(Entries with figure data)
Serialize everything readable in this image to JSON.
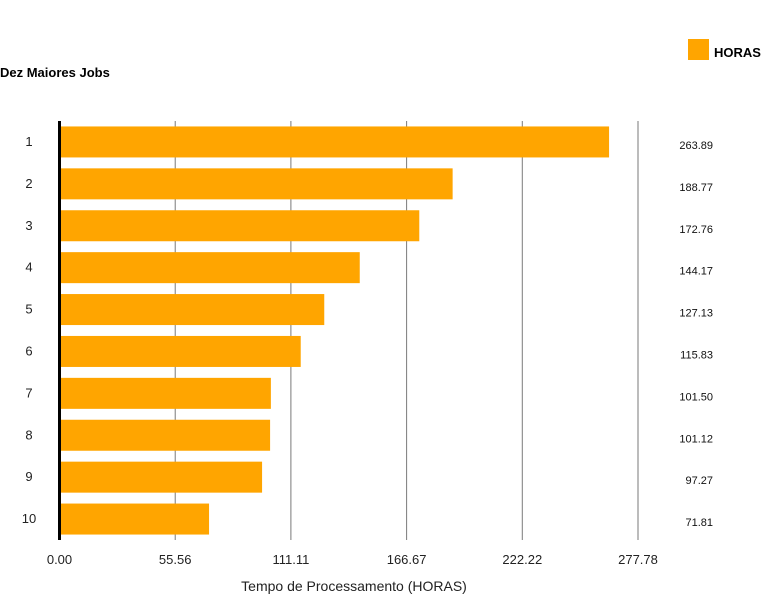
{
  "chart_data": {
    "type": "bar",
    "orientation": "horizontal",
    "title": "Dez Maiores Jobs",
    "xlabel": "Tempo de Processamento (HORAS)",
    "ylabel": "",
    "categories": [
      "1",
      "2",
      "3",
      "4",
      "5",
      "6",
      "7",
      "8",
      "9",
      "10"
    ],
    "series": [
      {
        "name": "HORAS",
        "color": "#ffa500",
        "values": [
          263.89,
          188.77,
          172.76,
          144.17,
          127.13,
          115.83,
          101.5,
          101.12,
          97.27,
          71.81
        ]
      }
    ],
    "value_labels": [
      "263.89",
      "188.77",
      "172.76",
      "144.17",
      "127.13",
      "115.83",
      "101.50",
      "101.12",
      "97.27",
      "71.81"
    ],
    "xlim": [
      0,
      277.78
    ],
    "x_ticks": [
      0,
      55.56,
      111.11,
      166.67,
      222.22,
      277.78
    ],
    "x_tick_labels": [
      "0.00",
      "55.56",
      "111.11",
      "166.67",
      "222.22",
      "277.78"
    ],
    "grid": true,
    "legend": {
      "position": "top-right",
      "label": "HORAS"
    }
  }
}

### DIRECTIONS FOR THIS TASK
Quote the records in their entirety, keeping the wording exact and excluding pictures.

### ANSWER TO THE TASK
Serialize everything readable in this image to JSON.
{
  "chart_data": {
    "type": "bar",
    "orientation": "horizontal",
    "title": "Dez Maiores Jobs",
    "xlabel": "Tempo de Processamento (HORAS)",
    "ylabel": "",
    "categories": [
      "1",
      "2",
      "3",
      "4",
      "5",
      "6",
      "7",
      "8",
      "9",
      "10"
    ],
    "series": [
      {
        "name": "HORAS",
        "color": "#ffa500",
        "values": [
          263.89,
          188.77,
          172.76,
          144.17,
          127.13,
          115.83,
          101.5,
          101.12,
          97.27,
          71.81
        ]
      }
    ],
    "value_labels": [
      "263.89",
      "188.77",
      "172.76",
      "144.17",
      "127.13",
      "115.83",
      "101.50",
      "101.12",
      "97.27",
      "71.81"
    ],
    "xlim": [
      0,
      277.78
    ],
    "x_ticks": [
      0,
      55.56,
      111.11,
      166.67,
      222.22,
      277.78
    ],
    "x_tick_labels": [
      "0.00",
      "55.56",
      "111.11",
      "166.67",
      "222.22",
      "277.78"
    ],
    "grid": true,
    "legend": {
      "position": "top-right",
      "label": "HORAS"
    }
  }
}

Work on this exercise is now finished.